[Exercise details] Give every line back verbatim, dropping all images.

[Input]
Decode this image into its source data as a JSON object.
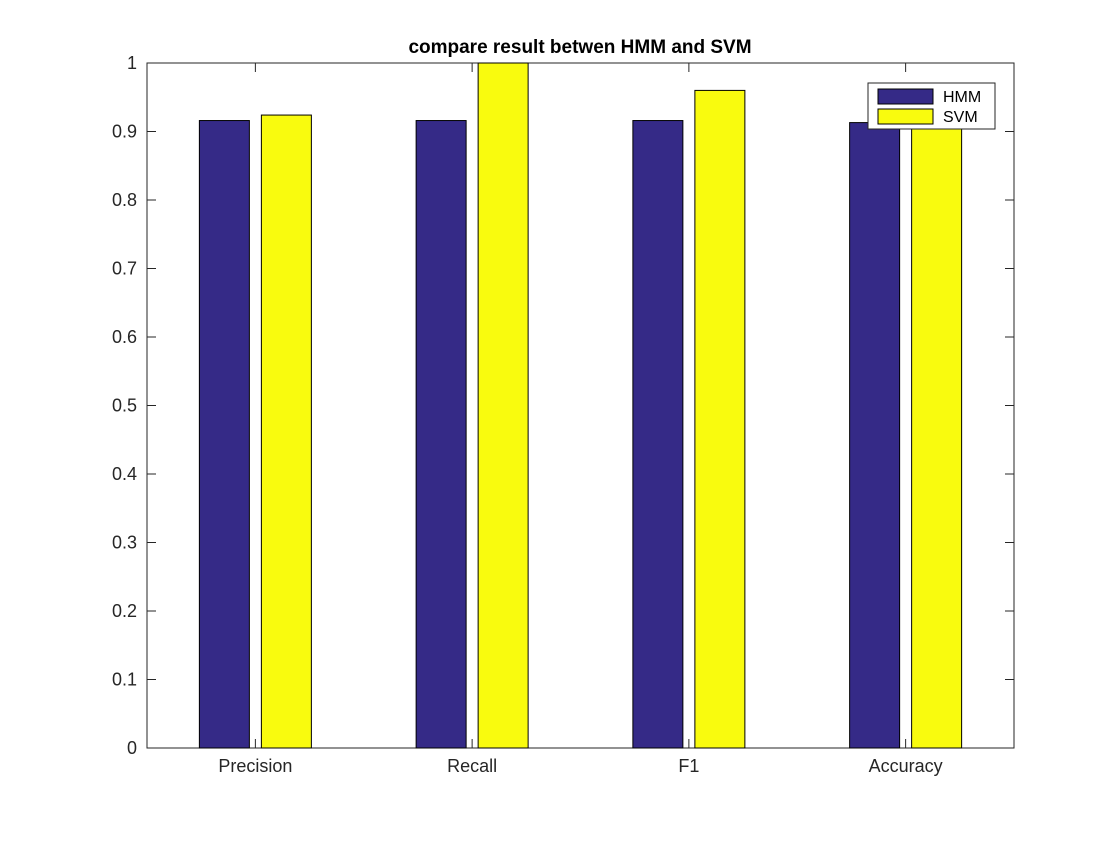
{
  "chart_data": {
    "type": "bar",
    "title": "compare result betwen HMM and SVM",
    "xlabel": "",
    "ylabel": "",
    "categories": [
      "Precision",
      "Recall",
      "F1",
      "Accuracy"
    ],
    "series": [
      {
        "name": "HMM",
        "values": [
          0.916,
          0.916,
          0.916,
          0.913
        ],
        "color": "#352A87"
      },
      {
        "name": "SVM",
        "values": [
          0.924,
          1.0,
          0.96,
          0.915
        ],
        "color": "#F9FB0E"
      }
    ],
    "ylim": [
      0,
      1
    ],
    "yticks": [
      "0",
      "0.1",
      "0.2",
      "0.3",
      "0.4",
      "0.5",
      "0.6",
      "0.7",
      "0.8",
      "0.9",
      "1"
    ],
    "grid": false,
    "legend_position": "top-right",
    "edge_color": "#000000"
  }
}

[Task solution]
Decode this image into its source data as a JSON object.
{
  "chart_data": {
    "type": "bar",
    "title": "compare result betwen HMM and SVM",
    "xlabel": "",
    "ylabel": "",
    "categories": [
      "Precision",
      "Recall",
      "F1",
      "Accuracy"
    ],
    "series": [
      {
        "name": "HMM",
        "values": [
          0.916,
          0.916,
          0.916,
          0.913
        ],
        "color": "#352A87"
      },
      {
        "name": "SVM",
        "values": [
          0.924,
          1.0,
          0.96,
          0.915
        ],
        "color": "#F9FB0E"
      }
    ],
    "ylim": [
      0,
      1
    ],
    "yticks": [
      "0",
      "0.1",
      "0.2",
      "0.3",
      "0.4",
      "0.5",
      "0.6",
      "0.7",
      "0.8",
      "0.9",
      "1"
    ],
    "grid": false,
    "legend_position": "top-right",
    "edge_color": "#000000"
  }
}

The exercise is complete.